Entries with figure data:
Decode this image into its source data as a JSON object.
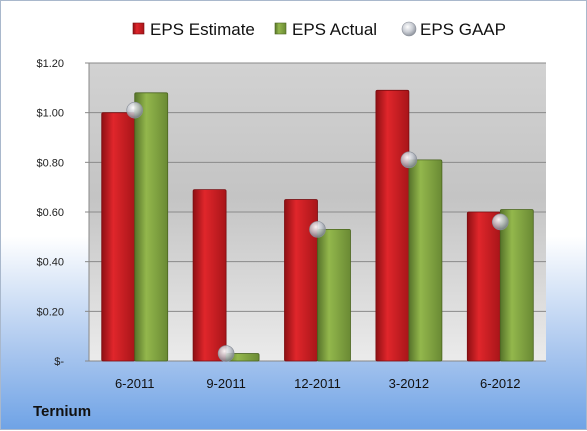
{
  "company": "Ternium",
  "legend": [
    {
      "name": "EPS Estimate",
      "color": "#c0191e",
      "kind": "square"
    },
    {
      "name": "EPS Actual",
      "color": "#7c9e3c",
      "kind": "square"
    },
    {
      "name": "EPS GAAP",
      "color": "#b8bcc4",
      "kind": "circle"
    }
  ],
  "chart_data": {
    "type": "bar",
    "categories": [
      "6-2011",
      "9-2011",
      "12-2011",
      "3-2012",
      "6-2012"
    ],
    "series": [
      {
        "name": "EPS Estimate",
        "type": "bar",
        "color": "#c0191e",
        "values": [
          1.0,
          0.69,
          0.65,
          1.09,
          0.6
        ]
      },
      {
        "name": "EPS Actual",
        "type": "bar",
        "color": "#7c9e3c",
        "values": [
          1.08,
          0.03,
          0.53,
          0.81,
          0.61
        ]
      },
      {
        "name": "EPS GAAP",
        "type": "scatter",
        "color": "#b8bcc4",
        "values": [
          1.01,
          0.03,
          0.53,
          0.81,
          0.56
        ]
      }
    ],
    "ylim": [
      0,
      1.2
    ],
    "yticks": [
      0,
      0.2,
      0.4,
      0.6,
      0.8,
      1.0,
      1.2
    ],
    "ytick_labels": [
      "$-",
      "$0.20",
      "$0.40",
      "$0.60",
      "$0.80",
      "$1.00",
      "$1.20"
    ],
    "grid": true,
    "legend_position": "top"
  }
}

> _TASK TO COMPLETE_
Check each line of the entries above for the word "color". List the ones that have it.

> _THE OUTPUT_
      "color": "#c0191e",
      "color": "#7c9e3c",
      "color": "#b8bcc4",
        "color": "#c0191e",
        "color": "#7c9e3c",
        "color": "#b8bcc4",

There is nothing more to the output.